Task brief
Retype each entry below, keeping every character the same.

◇ ◇ ◇ ◇ ◇ ◇ ◇

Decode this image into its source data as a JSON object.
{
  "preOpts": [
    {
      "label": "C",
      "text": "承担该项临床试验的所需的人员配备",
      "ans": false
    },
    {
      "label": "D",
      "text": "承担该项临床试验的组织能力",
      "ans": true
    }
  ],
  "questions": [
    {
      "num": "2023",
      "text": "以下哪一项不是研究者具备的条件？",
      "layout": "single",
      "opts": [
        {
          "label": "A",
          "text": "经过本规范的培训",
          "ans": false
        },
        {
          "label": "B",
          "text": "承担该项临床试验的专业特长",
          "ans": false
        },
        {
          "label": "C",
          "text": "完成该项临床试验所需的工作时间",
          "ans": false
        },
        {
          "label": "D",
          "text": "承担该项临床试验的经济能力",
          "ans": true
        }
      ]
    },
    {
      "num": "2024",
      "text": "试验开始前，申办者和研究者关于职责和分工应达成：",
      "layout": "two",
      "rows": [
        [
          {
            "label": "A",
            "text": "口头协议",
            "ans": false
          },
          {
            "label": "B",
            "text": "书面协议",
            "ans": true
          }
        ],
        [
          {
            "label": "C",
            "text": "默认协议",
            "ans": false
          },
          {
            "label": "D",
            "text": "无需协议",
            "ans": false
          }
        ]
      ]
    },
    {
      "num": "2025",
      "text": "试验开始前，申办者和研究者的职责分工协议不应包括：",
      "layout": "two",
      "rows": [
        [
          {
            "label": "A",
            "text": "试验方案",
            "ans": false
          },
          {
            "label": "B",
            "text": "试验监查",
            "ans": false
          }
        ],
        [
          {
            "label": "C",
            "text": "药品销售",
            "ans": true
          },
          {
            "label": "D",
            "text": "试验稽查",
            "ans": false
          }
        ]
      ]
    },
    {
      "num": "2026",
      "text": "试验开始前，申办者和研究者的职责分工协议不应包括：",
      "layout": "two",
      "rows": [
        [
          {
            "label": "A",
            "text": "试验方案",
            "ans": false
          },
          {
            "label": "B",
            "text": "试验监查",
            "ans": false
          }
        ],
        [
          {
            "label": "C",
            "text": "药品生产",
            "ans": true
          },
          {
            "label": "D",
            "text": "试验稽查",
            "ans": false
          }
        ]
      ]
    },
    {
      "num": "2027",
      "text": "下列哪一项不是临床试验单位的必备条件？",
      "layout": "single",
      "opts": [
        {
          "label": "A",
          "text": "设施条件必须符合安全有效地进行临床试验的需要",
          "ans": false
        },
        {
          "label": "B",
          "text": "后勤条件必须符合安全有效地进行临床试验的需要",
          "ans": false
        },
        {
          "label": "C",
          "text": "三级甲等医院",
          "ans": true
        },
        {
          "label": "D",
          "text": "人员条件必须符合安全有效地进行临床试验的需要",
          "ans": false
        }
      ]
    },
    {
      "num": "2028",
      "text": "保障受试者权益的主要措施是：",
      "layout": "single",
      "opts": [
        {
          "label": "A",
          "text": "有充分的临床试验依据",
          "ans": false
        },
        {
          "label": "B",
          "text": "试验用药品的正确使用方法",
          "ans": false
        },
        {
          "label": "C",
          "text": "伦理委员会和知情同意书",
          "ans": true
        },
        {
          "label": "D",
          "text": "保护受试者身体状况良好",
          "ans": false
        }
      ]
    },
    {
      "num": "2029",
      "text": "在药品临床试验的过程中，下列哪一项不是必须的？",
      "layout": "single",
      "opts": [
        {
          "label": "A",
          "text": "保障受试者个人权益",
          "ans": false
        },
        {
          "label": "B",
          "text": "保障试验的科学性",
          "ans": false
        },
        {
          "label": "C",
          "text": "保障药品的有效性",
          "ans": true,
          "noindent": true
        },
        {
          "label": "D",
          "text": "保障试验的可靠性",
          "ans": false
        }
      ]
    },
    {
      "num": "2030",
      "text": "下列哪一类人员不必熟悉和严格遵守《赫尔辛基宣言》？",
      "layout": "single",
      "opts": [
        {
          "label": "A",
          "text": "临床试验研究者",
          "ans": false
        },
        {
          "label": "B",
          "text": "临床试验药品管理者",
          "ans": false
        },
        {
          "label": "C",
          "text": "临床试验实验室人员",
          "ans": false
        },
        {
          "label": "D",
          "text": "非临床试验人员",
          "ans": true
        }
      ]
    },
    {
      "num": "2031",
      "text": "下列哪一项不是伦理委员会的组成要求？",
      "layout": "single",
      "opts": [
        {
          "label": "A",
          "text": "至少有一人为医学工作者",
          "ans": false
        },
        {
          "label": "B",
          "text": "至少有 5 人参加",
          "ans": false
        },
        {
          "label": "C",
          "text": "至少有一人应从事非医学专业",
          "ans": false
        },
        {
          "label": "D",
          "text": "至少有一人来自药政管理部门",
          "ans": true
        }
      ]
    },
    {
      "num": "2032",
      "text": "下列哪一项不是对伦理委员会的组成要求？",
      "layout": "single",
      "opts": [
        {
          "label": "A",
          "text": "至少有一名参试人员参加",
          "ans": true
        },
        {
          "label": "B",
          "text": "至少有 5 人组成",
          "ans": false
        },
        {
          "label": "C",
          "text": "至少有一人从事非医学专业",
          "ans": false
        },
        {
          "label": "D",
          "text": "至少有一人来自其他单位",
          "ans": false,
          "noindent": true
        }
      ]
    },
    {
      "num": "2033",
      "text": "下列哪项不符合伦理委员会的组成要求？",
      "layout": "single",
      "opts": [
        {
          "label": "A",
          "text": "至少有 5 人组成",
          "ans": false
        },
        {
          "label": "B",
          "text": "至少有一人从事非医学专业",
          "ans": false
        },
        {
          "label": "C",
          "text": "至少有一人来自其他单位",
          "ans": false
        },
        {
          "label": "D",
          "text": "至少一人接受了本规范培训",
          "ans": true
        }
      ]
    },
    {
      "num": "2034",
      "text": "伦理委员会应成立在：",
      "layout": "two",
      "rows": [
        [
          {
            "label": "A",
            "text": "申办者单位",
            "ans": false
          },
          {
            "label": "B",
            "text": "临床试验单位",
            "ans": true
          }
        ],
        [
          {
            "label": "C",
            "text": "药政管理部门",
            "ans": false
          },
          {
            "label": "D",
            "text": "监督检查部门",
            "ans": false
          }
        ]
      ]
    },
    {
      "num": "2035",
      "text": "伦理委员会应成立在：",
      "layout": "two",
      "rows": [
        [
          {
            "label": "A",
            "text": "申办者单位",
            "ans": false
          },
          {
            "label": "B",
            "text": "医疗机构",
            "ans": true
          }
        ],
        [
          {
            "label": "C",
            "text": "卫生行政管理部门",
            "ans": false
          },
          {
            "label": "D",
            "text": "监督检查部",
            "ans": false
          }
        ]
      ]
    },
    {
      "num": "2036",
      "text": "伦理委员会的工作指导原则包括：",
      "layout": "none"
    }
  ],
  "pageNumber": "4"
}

◇ ◇ ◇ ◇ ◇ ◇ ◇

Correct response
Decode this image into its source data as a JSON object.
{
  "preOpts": [
    {
      "label": "C",
      "text": "承担该项临床试验的所需的人员配备",
      "ans": false
    },
    {
      "label": "D",
      "text": "承担该项临床试验的组织能力",
      "ans": true
    }
  ],
  "questions": [
    {
      "num": "2023",
      "text": "以下哪一项不是研究者具备的条件？",
      "layout": "single",
      "opts": [
        {
          "label": "A",
          "text": "经过本规范的培训",
          "ans": false
        },
        {
          "label": "B",
          "text": "承担该项临床试验的专业特长",
          "ans": false
        },
        {
          "label": "C",
          "text": "完成该项临床试验所需的工作时间",
          "ans": false
        },
        {
          "label": "D",
          "text": "承担该项临床试验的经济能力",
          "ans": true
        }
      ]
    },
    {
      "num": "2024",
      "text": "试验开始前，申办者和研究者关于职责和分工应达成：",
      "layout": "two",
      "rows": [
        [
          {
            "label": "A",
            "text": "口头协议",
            "ans": false
          },
          {
            "label": "B",
            "text": "书面协议",
            "ans": true
          }
        ],
        [
          {
            "label": "C",
            "text": "默认协议",
            "ans": false
          },
          {
            "label": "D",
            "text": "无需协议",
            "ans": false
          }
        ]
      ]
    },
    {
      "num": "2025",
      "text": "试验开始前，申办者和研究者的职责分工协议不应包括：",
      "layout": "two",
      "rows": [
        [
          {
            "label": "A",
            "text": "试验方案",
            "ans": false
          },
          {
            "label": "B",
            "text": "试验监查",
            "ans": false
          }
        ],
        [
          {
            "label": "C",
            "text": "药品销售",
            "ans": true
          },
          {
            "label": "D",
            "text": "试验稽查",
            "ans": false
          }
        ]
      ]
    },
    {
      "num": "2026",
      "text": "试验开始前，申办者和研究者的职责分工协议不应包括：",
      "layout": "two",
      "rows": [
        [
          {
            "label": "A",
            "text": "试验方案",
            "ans": false
          },
          {
            "label": "B",
            "text": "试验监查",
            "ans": false
          }
        ],
        [
          {
            "label": "C",
            "text": "药品生产",
            "ans": true
          },
          {
            "label": "D",
            "text": "试验稽查",
            "ans": false
          }
        ]
      ]
    },
    {
      "num": "2027",
      "text": "下列哪一项不是临床试验单位的必备条件？",
      "layout": "single",
      "opts": [
        {
          "label": "A",
          "text": "设施条件必须符合安全有效地进行临床试验的需要",
          "ans": false
        },
        {
          "label": "B",
          "text": "后勤条件必须符合安全有效地进行临床试验的需要",
          "ans": false
        },
        {
          "label": "C",
          "text": "三级甲等医院",
          "ans": true
        },
        {
          "label": "D",
          "text": "人员条件必须符合安全有效地进行临床试验的需要",
          "ans": false
        }
      ]
    },
    {
      "num": "2028",
      "text": "保障受试者权益的主要措施是：",
      "layout": "single",
      "opts": [
        {
          "label": "A",
          "text": "有充分的临床试验依据",
          "ans": false
        },
        {
          "label": "B",
          "text": "试验用药品的正确使用方法",
          "ans": false
        },
        {
          "label": "C",
          "text": "伦理委员会和知情同意书",
          "ans": true
        },
        {
          "label": "D",
          "text": "保护受试者身体状况良好",
          "ans": false
        }
      ]
    },
    {
      "num": "2029",
      "text": "在药品临床试验的过程中，下列哪一项不是必须的？",
      "layout": "single",
      "opts": [
        {
          "label": "A",
          "text": "保障受试者个人权益",
          "ans": false
        },
        {
          "label": "B",
          "text": "保障试验的科学性",
          "ans": false
        },
        {
          "label": "C",
          "text": "保障药品的有效性",
          "ans": true,
          "noindent": true
        },
        {
          "label": "D",
          "text": "保障试验的可靠性",
          "ans": false
        }
      ]
    },
    {
      "num": "2030",
      "text": "下列哪一类人员不必熟悉和严格遵守《赫尔辛基宣言》？",
      "layout": "single",
      "opts": [
        {
          "label": "A",
          "text": "临床试验研究者",
          "ans": false
        },
        {
          "label": "B",
          "text": "临床试验药品管理者",
          "ans": false
        },
        {
          "label": "C",
          "text": "临床试验实验室人员",
          "ans": false
        },
        {
          "label": "D",
          "text": "非临床试验人员",
          "ans": true
        }
      ]
    },
    {
      "num": "2031",
      "text": "下列哪一项不是伦理委员会的组成要求？",
      "layout": "single",
      "opts": [
        {
          "label": "A",
          "text": "至少有一人为医学工作者",
          "ans": false
        },
        {
          "label": "B",
          "text": "至少有 5 人参加",
          "ans": false
        },
        {
          "label": "C",
          "text": "至少有一人应从事非医学专业",
          "ans": false
        },
        {
          "label": "D",
          "text": "至少有一人来自药政管理部门",
          "ans": true
        }
      ]
    },
    {
      "num": "2032",
      "text": "下列哪一项不是对伦理委员会的组成要求？",
      "layout": "single",
      "opts": [
        {
          "label": "A",
          "text": "至少有一名参试人员参加",
          "ans": true
        },
        {
          "label": "B",
          "text": "至少有 5 人组成",
          "ans": false
        },
        {
          "label": "C",
          "text": "至少有一人从事非医学专业",
          "ans": false
        },
        {
          "label": "D",
          "text": "至少有一人来自其他单位",
          "ans": false,
          "noindent": true
        }
      ]
    },
    {
      "num": "2033",
      "text": "下列哪项不符合伦理委员会的组成要求？",
      "layout": "single",
      "opts": [
        {
          "label": "A",
          "text": "至少有 5 人组成",
          "ans": false
        },
        {
          "label": "B",
          "text": "至少有一人从事非医学专业",
          "ans": false
        },
        {
          "label": "C",
          "text": "至少有一人来自其他单位",
          "ans": false
        },
        {
          "label": "D",
          "text": "至少一人接受了本规范培训",
          "ans": true
        }
      ]
    },
    {
      "num": "2034",
      "text": "伦理委员会应成立在：",
      "layout": "two",
      "rows": [
        [
          {
            "label": "A",
            "text": "申办者单位",
            "ans": false
          },
          {
            "label": "B",
            "text": "临床试验单位",
            "ans": true
          }
        ],
        [
          {
            "label": "C",
            "text": "药政管理部门",
            "ans": false
          },
          {
            "label": "D",
            "text": "监督检查部门",
            "ans": false
          }
        ]
      ]
    },
    {
      "num": "2035",
      "text": "伦理委员会应成立在：",
      "layout": "two",
      "rows": [
        [
          {
            "label": "A",
            "text": "申办者单位",
            "ans": false
          },
          {
            "label": "B",
            "text": "医疗机构",
            "ans": true
          }
        ],
        [
          {
            "label": "C",
            "text": "卫生行政管理部门",
            "ans": false
          },
          {
            "label": "D",
            "text": "监督检查部",
            "ans": false
          }
        ]
      ]
    },
    {
      "num": "2036",
      "text": "伦理委员会的工作指导原则包括：",
      "layout": "none"
    }
  ],
  "pageNumber": "4"
}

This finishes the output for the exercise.